◆ Excerpted passage ◆
◇ ◇ ◇ ◇ ◇
And on and on the insecurities went. Even several years and several conferences later, some of those same nerves would hit me before each conference. Fewer as the years go by, but still, those old insecurities and fears raise their heads (just check out the post from last year’s pre-conference series, “Is This Seat Taken?”).

And that doesn’t even begin to get into how nerve-wracking it is to think about and prepare to pitch your work to an editor or agent.

This week, you’ll be getting some insights and advice from three ladies I highly respect and greatly admire in the industry: Deb Raney, Lynette Sowell, and Ane Mulligan. So I hope you’ll stop by every day, because I know these ladies will have some wonderful things to share that will help you get over those nerves (or at least deal with them) as well as getting ready to pitch your work to the editor and/or agent of your dreams.

  1. Monday, August 18, 2008 7:18 am

    Very cool Kaye! Pitching is the one thing I’ve procrastinating the most on. It scares the bejeebers out of me! I will be anxious to read the posts this week.
◇ ◇ ◇ ◇ ◇
◆ Aim of the exercise ◆
Reproduce the conference nerves passage word for word, including the reader comment at its end.

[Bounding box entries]
◇ ◇ ◇ ◇ ◇
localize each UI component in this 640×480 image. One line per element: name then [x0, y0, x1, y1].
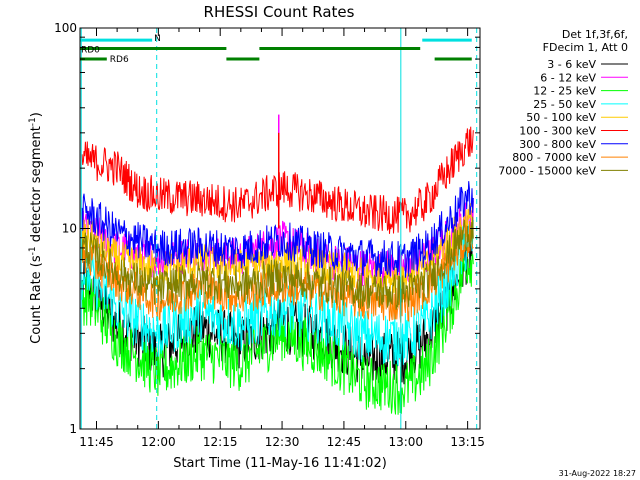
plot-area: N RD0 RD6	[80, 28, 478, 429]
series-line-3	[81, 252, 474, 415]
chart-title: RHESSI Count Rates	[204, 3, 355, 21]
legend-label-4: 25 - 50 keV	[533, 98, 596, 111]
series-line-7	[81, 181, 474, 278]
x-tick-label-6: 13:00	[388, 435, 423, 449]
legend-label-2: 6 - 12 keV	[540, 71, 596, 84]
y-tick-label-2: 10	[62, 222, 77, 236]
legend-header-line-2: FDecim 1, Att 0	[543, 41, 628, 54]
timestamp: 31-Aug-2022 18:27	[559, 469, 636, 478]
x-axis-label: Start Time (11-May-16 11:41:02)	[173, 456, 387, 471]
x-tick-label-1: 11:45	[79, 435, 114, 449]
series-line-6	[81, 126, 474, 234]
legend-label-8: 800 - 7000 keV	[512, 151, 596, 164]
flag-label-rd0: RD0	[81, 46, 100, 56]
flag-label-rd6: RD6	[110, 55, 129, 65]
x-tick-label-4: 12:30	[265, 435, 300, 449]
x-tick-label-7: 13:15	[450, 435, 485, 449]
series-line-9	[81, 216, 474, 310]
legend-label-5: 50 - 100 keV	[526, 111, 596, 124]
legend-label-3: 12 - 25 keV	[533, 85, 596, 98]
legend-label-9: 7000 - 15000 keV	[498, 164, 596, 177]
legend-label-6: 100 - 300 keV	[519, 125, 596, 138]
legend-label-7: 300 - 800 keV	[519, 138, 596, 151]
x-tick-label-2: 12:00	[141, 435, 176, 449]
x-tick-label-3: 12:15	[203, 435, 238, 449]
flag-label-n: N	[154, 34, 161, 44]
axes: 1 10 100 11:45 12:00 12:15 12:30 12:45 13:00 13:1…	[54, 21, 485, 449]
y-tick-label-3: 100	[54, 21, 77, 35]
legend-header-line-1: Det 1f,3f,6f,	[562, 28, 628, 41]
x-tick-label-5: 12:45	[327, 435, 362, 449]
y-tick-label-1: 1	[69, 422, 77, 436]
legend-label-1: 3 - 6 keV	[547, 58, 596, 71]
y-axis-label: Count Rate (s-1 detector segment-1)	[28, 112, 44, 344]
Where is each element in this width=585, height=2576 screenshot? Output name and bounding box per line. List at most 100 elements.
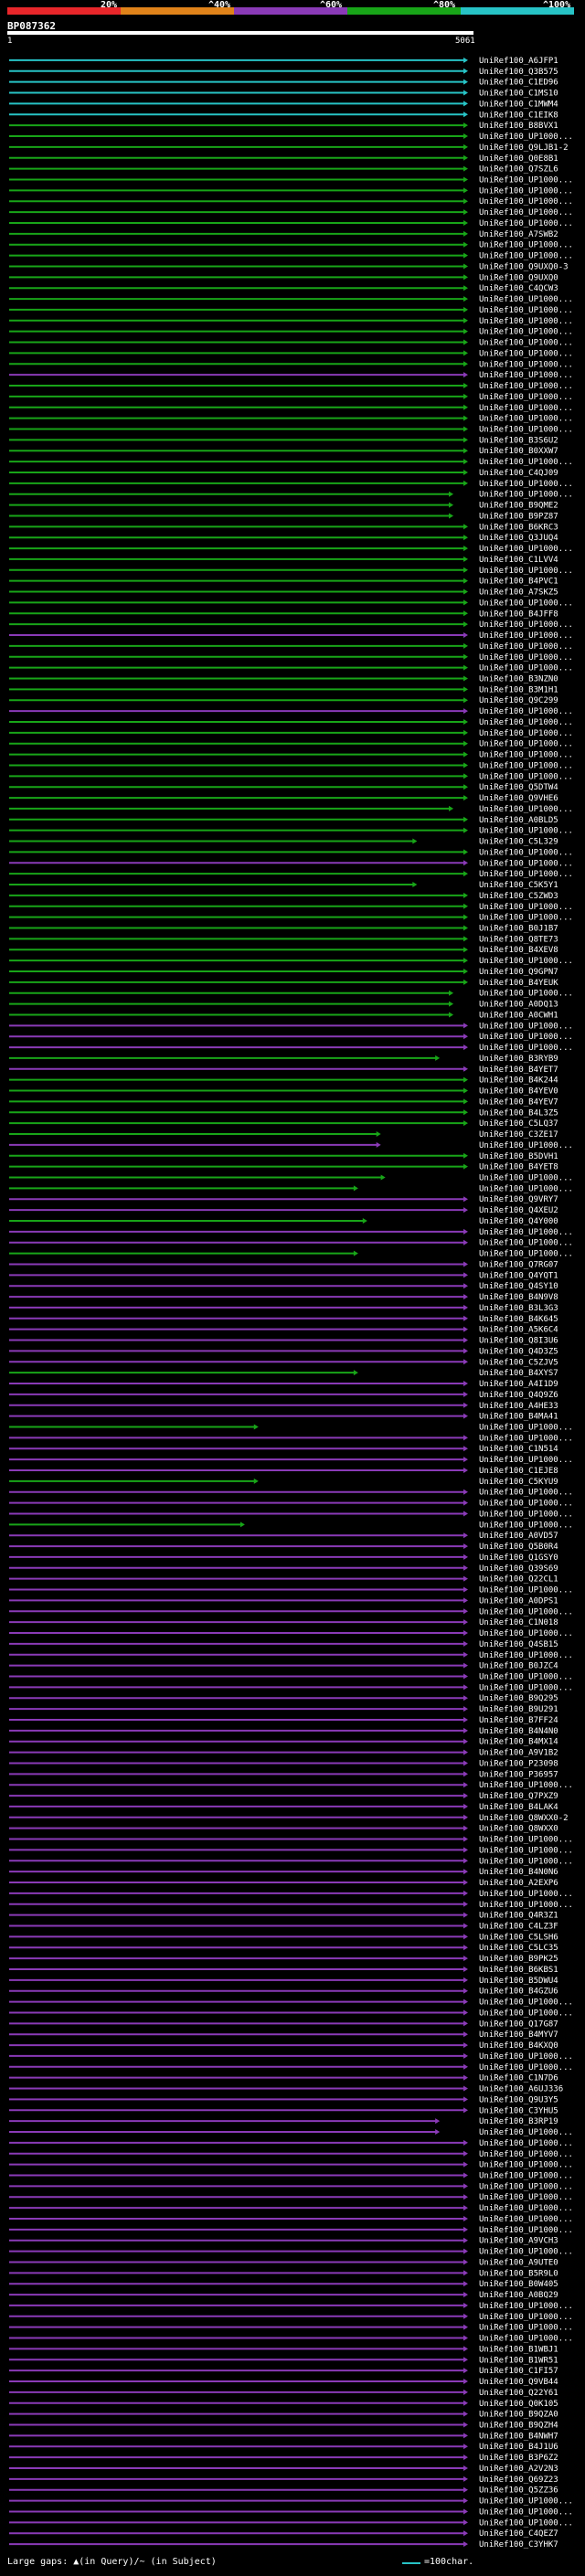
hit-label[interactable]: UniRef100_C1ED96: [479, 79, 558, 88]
◇ ◇ ◇ ◇ ◇
◆ Written solution ◆
And on and on the insecurities went. Even several years and several conferences later, some of those same nerves would hit me before each conference. Fewer as the years go by, but still, those old insecurities and fears raise their heads (just check out the post from last year’s pre-conference series, “Is This Seat Taken?”).

And that doesn’t even begin to get into how nerve-wracking it is to think about and prepare to pitch your work to an editor or agent.

This week, you’ll be getting some insights and advice from three ladies I highly respect and greatly admire in the industry: Deb Raney, Lynette Sowell, and Ane Mulligan. So I hope you’ll stop by every day, because I know these ladies will have some wonderful things to share that will help you get over those nerves (or at least deal with them) as well as getting ready to pitch your work to the editor and/or agent of your dreams.

  1. Monday, August 18, 2008 7:18 am

    Very cool Kaye! Pitching is the one thing I’ve procrastinating the most on. It scares the bejeebers out of me! I will be anxious to read the posts this week.